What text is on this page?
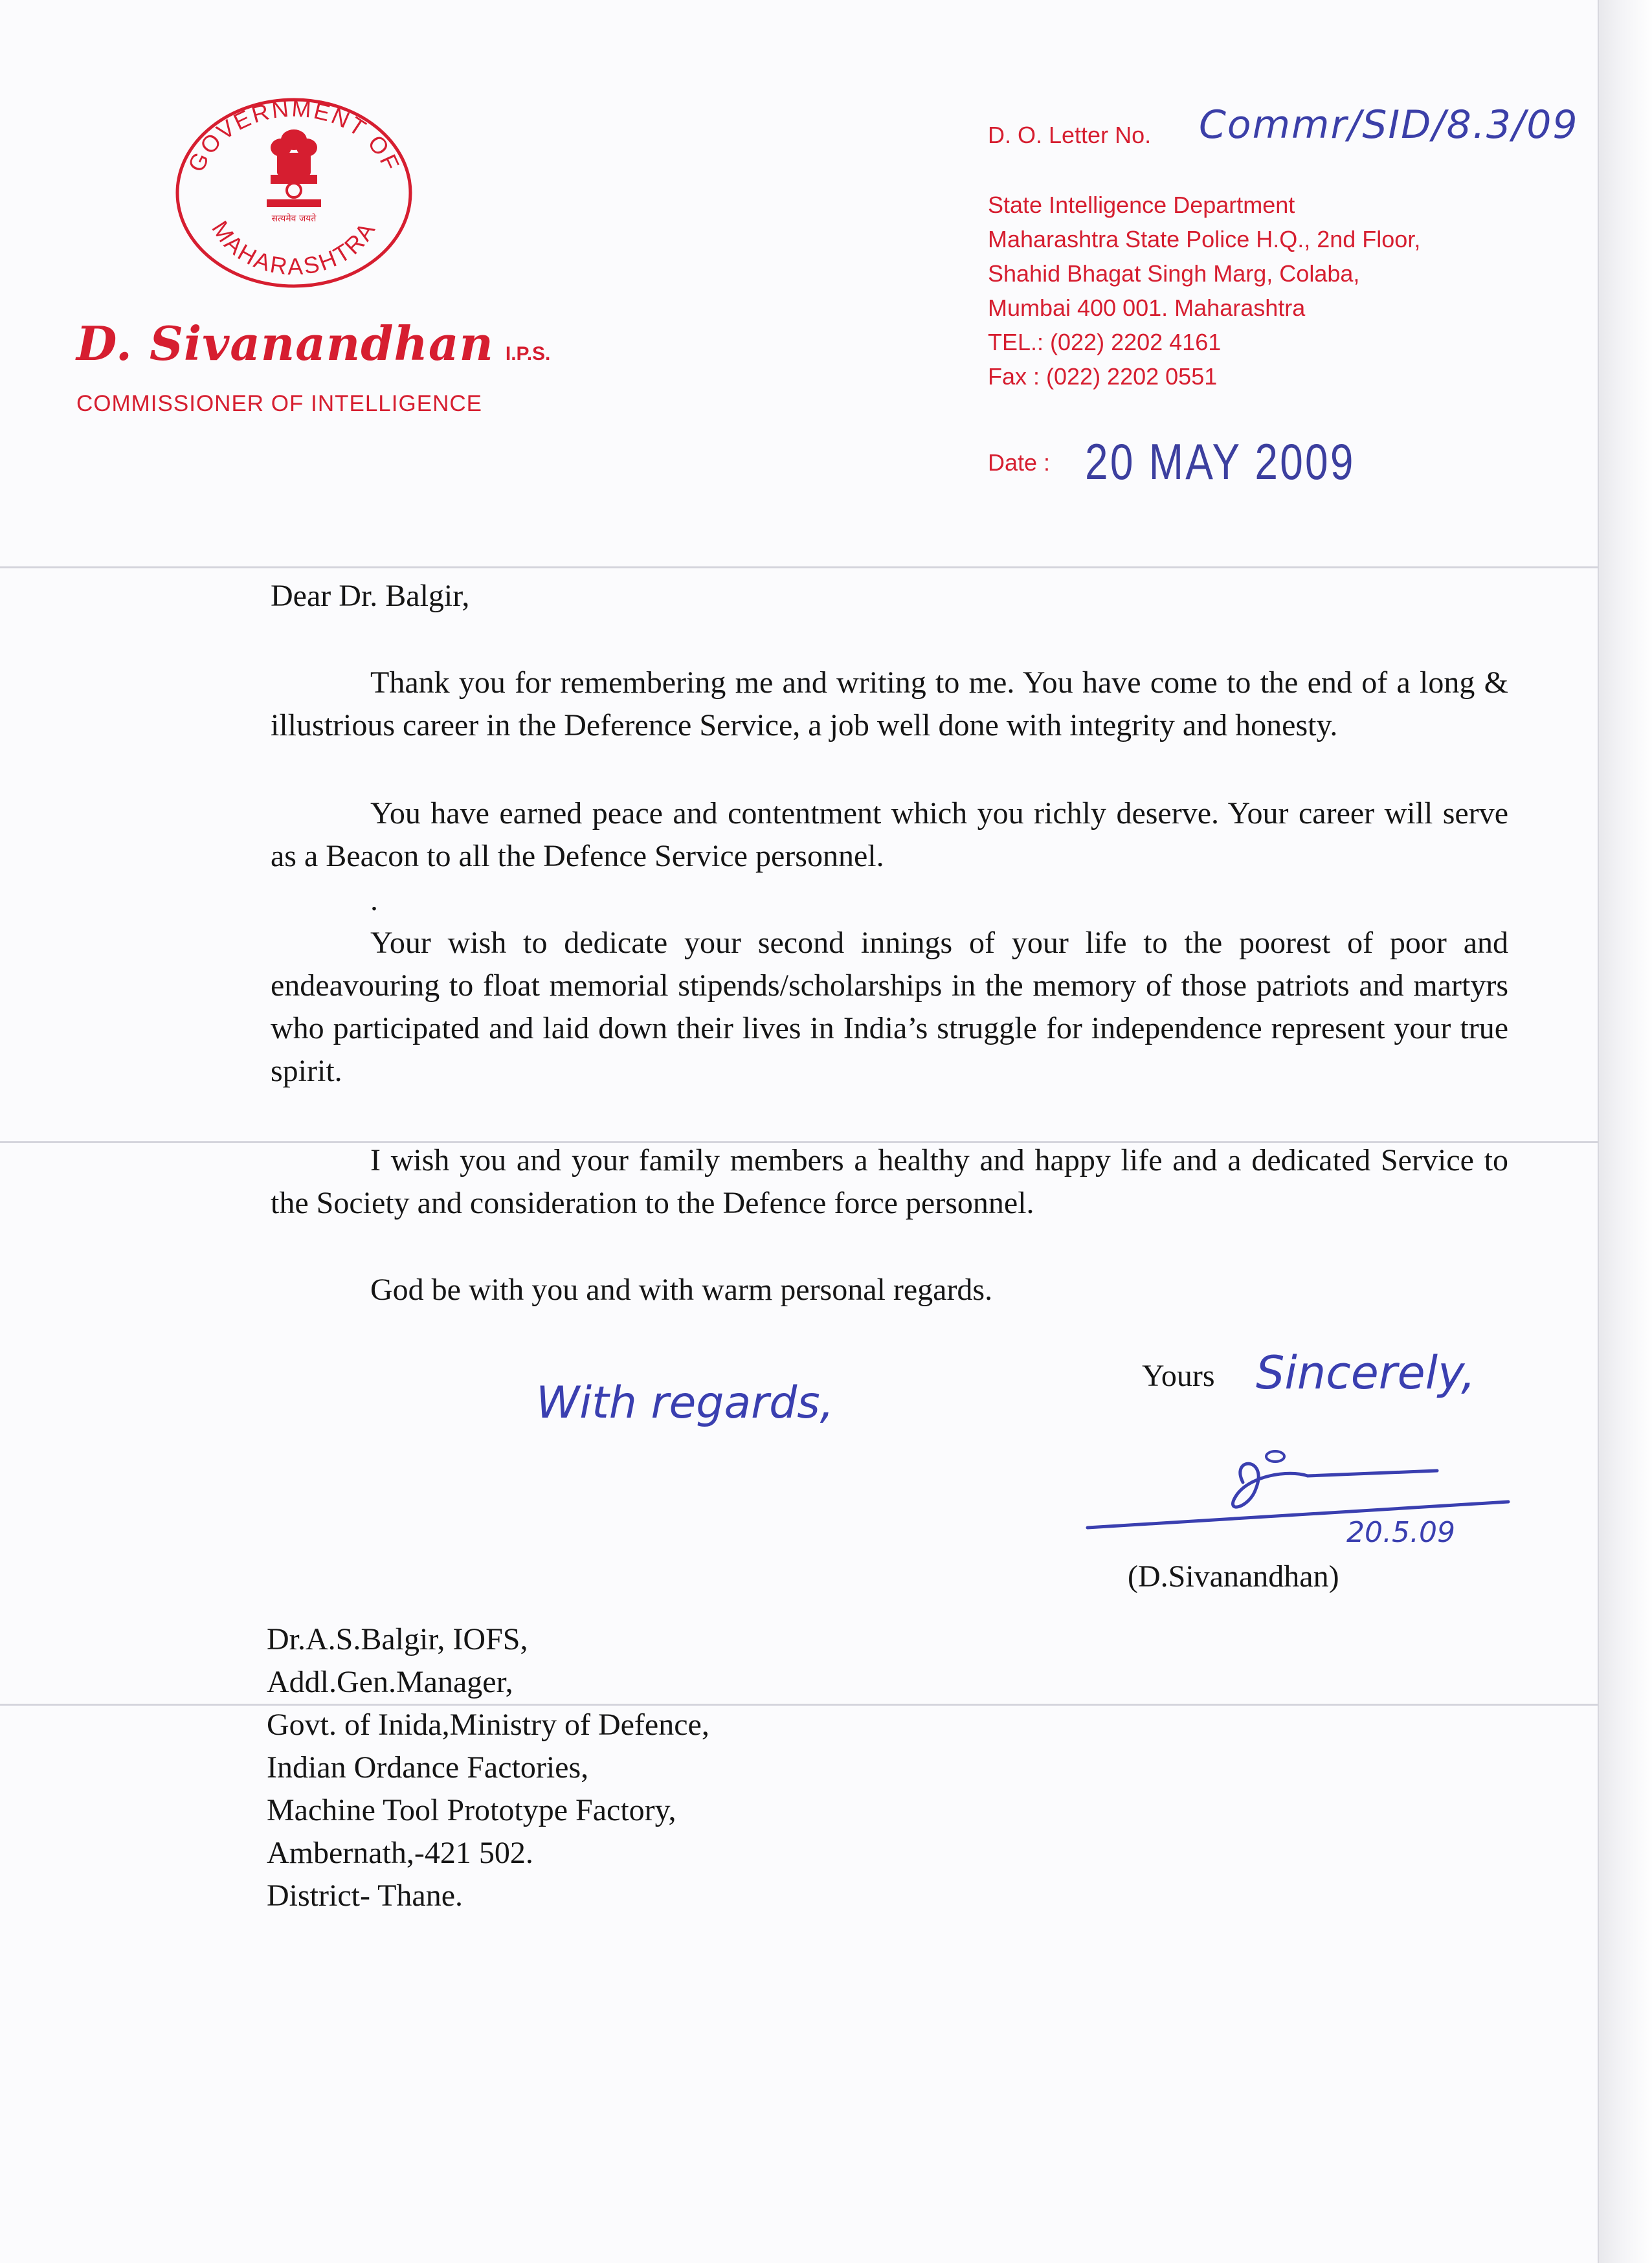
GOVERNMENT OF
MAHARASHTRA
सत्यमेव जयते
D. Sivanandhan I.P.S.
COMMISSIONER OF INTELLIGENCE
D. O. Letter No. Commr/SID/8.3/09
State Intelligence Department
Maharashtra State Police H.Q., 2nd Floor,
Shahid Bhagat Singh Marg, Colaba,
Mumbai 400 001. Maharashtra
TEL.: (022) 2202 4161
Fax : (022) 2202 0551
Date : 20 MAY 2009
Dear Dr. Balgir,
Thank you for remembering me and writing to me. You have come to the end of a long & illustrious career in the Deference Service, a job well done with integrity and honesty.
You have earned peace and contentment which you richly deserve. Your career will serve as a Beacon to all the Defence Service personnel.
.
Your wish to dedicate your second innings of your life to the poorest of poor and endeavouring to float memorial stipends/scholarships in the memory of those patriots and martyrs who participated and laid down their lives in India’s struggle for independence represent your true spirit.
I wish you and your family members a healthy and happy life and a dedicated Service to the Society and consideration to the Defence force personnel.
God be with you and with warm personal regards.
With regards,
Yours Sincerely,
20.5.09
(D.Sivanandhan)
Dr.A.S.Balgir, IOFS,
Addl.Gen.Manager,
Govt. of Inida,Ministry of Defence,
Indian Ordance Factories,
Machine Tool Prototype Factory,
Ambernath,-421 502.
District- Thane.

==

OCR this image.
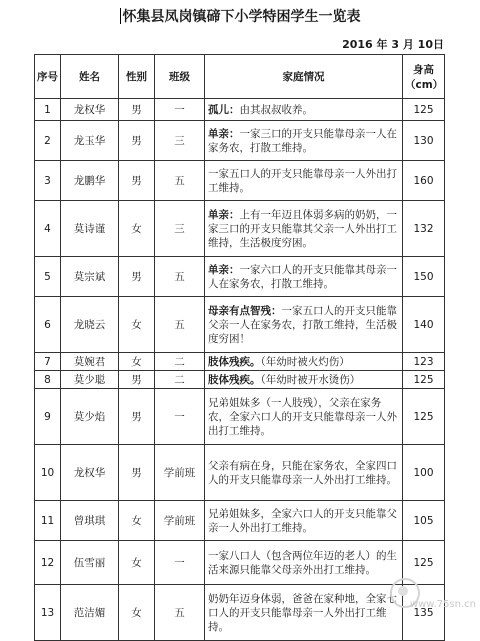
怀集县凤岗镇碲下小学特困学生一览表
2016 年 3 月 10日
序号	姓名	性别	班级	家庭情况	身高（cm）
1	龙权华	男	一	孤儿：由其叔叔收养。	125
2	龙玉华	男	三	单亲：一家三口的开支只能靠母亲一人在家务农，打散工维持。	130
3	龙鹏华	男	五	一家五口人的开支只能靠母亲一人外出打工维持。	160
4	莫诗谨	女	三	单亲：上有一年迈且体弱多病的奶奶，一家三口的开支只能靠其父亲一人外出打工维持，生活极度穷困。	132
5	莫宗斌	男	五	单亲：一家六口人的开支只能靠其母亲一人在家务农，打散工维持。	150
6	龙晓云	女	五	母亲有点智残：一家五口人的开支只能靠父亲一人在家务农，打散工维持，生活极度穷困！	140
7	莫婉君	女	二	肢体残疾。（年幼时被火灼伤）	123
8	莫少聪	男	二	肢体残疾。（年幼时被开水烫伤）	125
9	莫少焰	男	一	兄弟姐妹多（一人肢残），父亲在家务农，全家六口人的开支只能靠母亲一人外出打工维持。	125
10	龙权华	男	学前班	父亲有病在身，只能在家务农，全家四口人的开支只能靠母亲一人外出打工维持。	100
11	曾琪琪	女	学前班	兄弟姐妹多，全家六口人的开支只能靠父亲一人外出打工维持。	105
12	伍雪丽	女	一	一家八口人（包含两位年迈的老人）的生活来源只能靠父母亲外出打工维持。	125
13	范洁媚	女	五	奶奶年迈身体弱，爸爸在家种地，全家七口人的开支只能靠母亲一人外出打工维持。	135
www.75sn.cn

...

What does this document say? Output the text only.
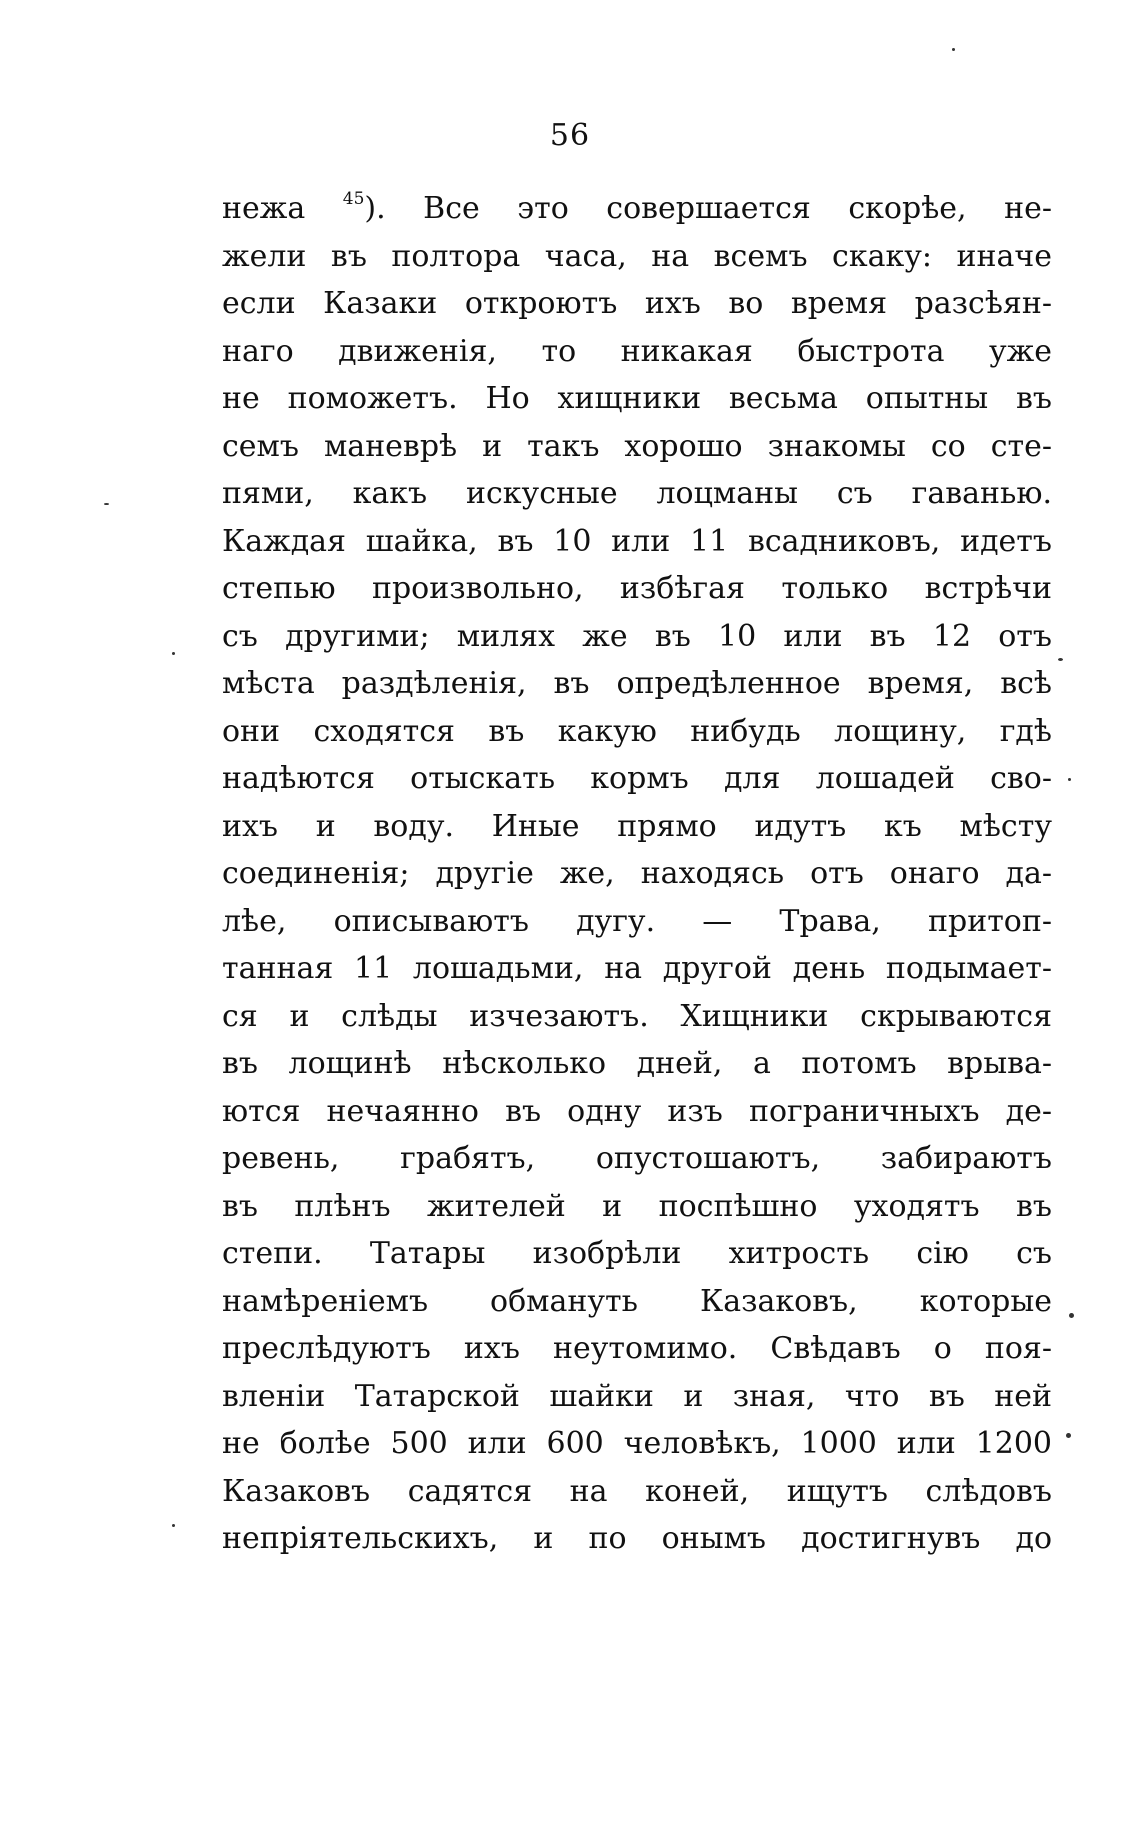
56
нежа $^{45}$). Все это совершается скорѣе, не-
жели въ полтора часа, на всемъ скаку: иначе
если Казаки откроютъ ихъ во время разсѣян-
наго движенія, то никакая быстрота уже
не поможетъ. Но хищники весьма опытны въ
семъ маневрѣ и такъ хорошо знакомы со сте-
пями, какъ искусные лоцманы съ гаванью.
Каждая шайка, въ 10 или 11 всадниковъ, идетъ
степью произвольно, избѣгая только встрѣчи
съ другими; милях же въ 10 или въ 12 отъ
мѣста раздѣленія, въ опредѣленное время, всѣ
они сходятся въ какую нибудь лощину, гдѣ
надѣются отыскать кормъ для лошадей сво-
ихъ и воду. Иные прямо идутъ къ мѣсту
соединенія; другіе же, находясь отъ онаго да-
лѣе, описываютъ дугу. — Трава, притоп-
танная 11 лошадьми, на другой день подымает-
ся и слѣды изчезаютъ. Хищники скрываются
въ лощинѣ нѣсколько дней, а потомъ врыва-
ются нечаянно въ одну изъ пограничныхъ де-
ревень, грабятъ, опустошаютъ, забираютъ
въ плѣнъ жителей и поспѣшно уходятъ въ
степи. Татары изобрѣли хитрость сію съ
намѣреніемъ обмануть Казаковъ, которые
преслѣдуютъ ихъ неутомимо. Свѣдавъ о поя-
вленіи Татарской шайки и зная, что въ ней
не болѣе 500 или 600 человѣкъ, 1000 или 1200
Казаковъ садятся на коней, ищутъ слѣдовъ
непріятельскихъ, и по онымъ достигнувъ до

| WHAT THE EXERCISE ASKS |
Wherever the string "personnel" appears in the entries above, list that line.

| EXERCISE OUTPUT |
You have earned peace and contentment which you richly deserve. Your career will serve as a Beacon to all the Defence Service personnel.
I wish you and your family members a healthy and happy life and a dedicated Service to the Society and consideration to the Defence force personnel.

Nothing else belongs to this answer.